── Dataset rows ──
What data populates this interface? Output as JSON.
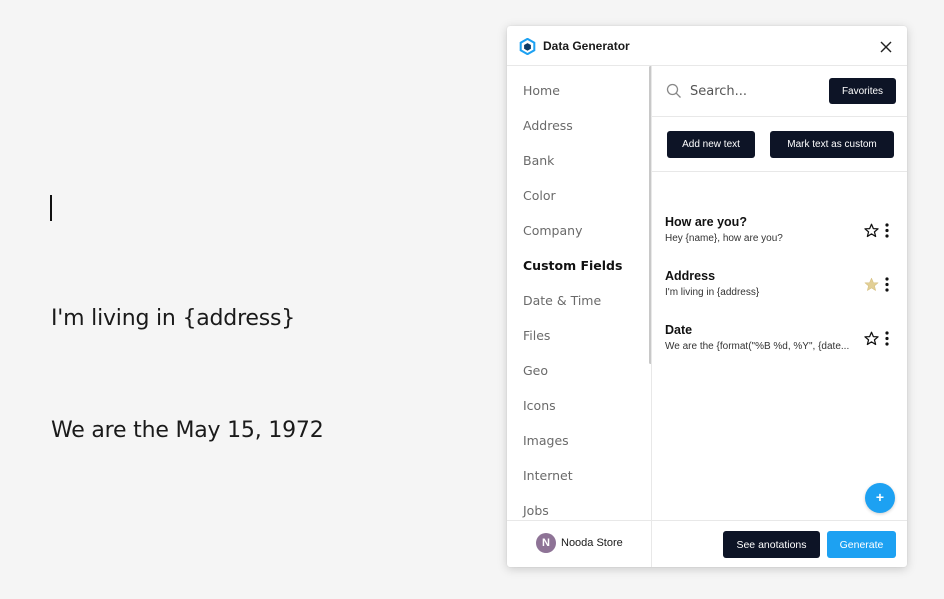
{
  "document": {
    "line1": "I'm living in {address}",
    "line2": "We are the May 15, 1972"
  },
  "panel": {
    "title": "Data Generator",
    "logo_icon": "data-generator-logo",
    "close_icon": "close-icon"
  },
  "sidebar": {
    "items": [
      {
        "label": "Home"
      },
      {
        "label": "Address"
      },
      {
        "label": "Bank"
      },
      {
        "label": "Color"
      },
      {
        "label": "Company"
      },
      {
        "label": "Custom Fields",
        "active": true
      },
      {
        "label": "Date & Time"
      },
      {
        "label": "Files"
      },
      {
        "label": "Geo"
      },
      {
        "label": "Icons"
      },
      {
        "label": "Images"
      },
      {
        "label": "Internet"
      },
      {
        "label": "Jobs"
      }
    ],
    "footer": {
      "avatar_letter": "N",
      "store_name": "Nooda Store"
    }
  },
  "search": {
    "placeholder": "Search...",
    "favorites_label": "Favorites"
  },
  "actions": {
    "add_new_text": "Add new text",
    "mark_custom": "Mark text as custom"
  },
  "items": [
    {
      "title": "How are you?",
      "subtitle": "Hey {name}, how are you?",
      "favorite": false
    },
    {
      "title": "Address",
      "subtitle": "I'm living in {address}",
      "favorite": true
    },
    {
      "title": "Date",
      "subtitle": "We are the {format(\"%B %d, %Y\", {date...",
      "favorite": false
    }
  ],
  "fab_label": "+",
  "footer": {
    "see_annotations": "See anotations",
    "generate": "Generate"
  },
  "colors": {
    "dark_button": "#0d1426",
    "accent_blue": "#1da1f2",
    "favorite_star": "#e2cf95",
    "avatar": "#8e7396"
  }
}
───
→ **Task to complete**:
Copy the material above in full and exactly, skipping pictures.

→ **The solution**:
What data populates this interface? Output as JSON.
{
  "document": {
    "line1": "I'm living in {address}",
    "line2": "We are the May 15, 1972"
  },
  "panel": {
    "title": "Data Generator",
    "logo_icon": "data-generator-logo",
    "close_icon": "close-icon"
  },
  "sidebar": {
    "items": [
      {
        "label": "Home"
      },
      {
        "label": "Address"
      },
      {
        "label": "Bank"
      },
      {
        "label": "Color"
      },
      {
        "label": "Company"
      },
      {
        "label": "Custom Fields",
        "active": true
      },
      {
        "label": "Date & Time"
      },
      {
        "label": "Files"
      },
      {
        "label": "Geo"
      },
      {
        "label": "Icons"
      },
      {
        "label": "Images"
      },
      {
        "label": "Internet"
      },
      {
        "label": "Jobs"
      }
    ],
    "footer": {
      "avatar_letter": "N",
      "store_name": "Nooda Store"
    }
  },
  "search": {
    "placeholder": "Search...",
    "favorites_label": "Favorites"
  },
  "actions": {
    "add_new_text": "Add new text",
    "mark_custom": "Mark text as custom"
  },
  "items": [
    {
      "title": "How are you?",
      "subtitle": "Hey {name}, how are you?",
      "favorite": false
    },
    {
      "title": "Address",
      "subtitle": "I'm living in {address}",
      "favorite": true
    },
    {
      "title": "Date",
      "subtitle": "We are the {format(\"%B %d, %Y\", {date...",
      "favorite": false
    }
  ],
  "fab_label": "+",
  "footer": {
    "see_annotations": "See anotations",
    "generate": "Generate"
  },
  "colors": {
    "dark_button": "#0d1426",
    "accent_blue": "#1da1f2",
    "favorite_star": "#e2cf95",
    "avatar": "#8e7396"
  }
}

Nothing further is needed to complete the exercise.